-- BEGIN Data to process --
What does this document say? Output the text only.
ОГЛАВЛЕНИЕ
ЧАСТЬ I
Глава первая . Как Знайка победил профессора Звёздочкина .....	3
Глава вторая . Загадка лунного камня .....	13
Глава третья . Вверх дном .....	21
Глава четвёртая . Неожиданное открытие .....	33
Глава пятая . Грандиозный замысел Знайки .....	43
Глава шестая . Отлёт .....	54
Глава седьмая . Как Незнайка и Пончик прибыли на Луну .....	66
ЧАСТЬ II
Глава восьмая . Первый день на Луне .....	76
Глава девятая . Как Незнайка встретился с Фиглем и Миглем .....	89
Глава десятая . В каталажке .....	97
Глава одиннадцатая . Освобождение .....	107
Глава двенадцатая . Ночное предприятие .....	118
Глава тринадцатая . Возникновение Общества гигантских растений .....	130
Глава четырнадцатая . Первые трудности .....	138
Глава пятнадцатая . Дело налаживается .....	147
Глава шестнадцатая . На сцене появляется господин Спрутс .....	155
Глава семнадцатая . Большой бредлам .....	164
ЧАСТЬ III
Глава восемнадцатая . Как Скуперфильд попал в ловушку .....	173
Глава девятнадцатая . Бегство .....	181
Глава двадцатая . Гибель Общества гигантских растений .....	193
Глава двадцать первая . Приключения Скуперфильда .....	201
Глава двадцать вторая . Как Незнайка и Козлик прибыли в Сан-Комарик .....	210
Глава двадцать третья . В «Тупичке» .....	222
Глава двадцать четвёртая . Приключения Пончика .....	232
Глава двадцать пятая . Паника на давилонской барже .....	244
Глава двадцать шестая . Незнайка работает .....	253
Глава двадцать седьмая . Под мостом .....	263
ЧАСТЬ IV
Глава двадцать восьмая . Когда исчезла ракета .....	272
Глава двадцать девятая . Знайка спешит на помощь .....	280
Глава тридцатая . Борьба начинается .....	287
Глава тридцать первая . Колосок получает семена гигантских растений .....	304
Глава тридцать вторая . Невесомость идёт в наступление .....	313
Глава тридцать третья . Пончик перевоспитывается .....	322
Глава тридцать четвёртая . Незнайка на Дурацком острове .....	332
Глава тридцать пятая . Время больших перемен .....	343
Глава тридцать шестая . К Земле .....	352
-- END Data to process --
# Goal
Print every record exactly as it was given.

# Response to the exercise
What does this document say? Output the text only.
ОГЛАВЛЕНИЕ
ЧАСТЬ I
Глава первая . Как Знайка победил профессора Звёздочкина .....	3
Глава вторая . Загадка лунного камня .....	13
Глава третья . Вверх дном .....	21
Глава четвёртая . Неожиданное открытие .....	33
Глава пятая . Грандиозный замысел Знайки .....	43
Глава шестая . Отлёт .....	54
Глава седьмая . Как Незнайка и Пончик прибыли на Луну .....	66
ЧАСТЬ II
Глава восьмая . Первый день на Луне .....	76
Глава девятая . Как Незнайка встретился с Фиглем и Миглем .....	89
Глава десятая . В каталажке .....	97
Глава одиннадцатая . Освобождение .....	107
Глава двенадцатая . Ночное предприятие .....	118
Глава тринадцатая . Возникновение Общества гигантских растений .....	130
Глава четырнадцатая . Первые трудности .....	138
Глава пятнадцатая . Дело налаживается .....	147
Глава шестнадцатая . На сцене появляется господин Спрутс .....	155
Глава семнадцатая . Большой бредлам .....	164
ЧАСТЬ III
Глава восемнадцатая . Как Скуперфильд попал в ловушку .....	173
Глава девятнадцатая . Бегство .....	181
Глава двадцатая . Гибель Общества гигантских растений .....	193
Глава двадцать первая . Приключения Скуперфильда .....	201
Глава двадцать вторая . Как Незнайка и Козлик прибыли в Сан-Комарик .....	210
Глава двадцать третья . В «Тупичке» .....	222
Глава двадцать четвёртая . Приключения Пончика .....	232
Глава двадцать пятая . Паника на давилонской барже .....	244
Глава двадцать шестая . Незнайка работает .....	253
Глава двадцать седьмая . Под мостом .....	263
ЧАСТЬ IV
Глава двадцать восьмая . Когда исчезла ракета .....	272
Глава двадцать девятая . Знайка спешит на помощь .....	280
Глава тридцатая . Борьба начинается .....	287
Глава тридцать первая . Колосок получает семена гигантских растений .....	304
Глава тридцать вторая . Невесомость идёт в наступление .....	313
Глава тридцать третья . Пончик перевоспитывается .....	322
Глава тридцать четвёртая . Незнайка на Дурацком острове .....	332
Глава тридцать пятая . Время больших перемен .....	343
Глава тридцать шестая . К Земле .....	352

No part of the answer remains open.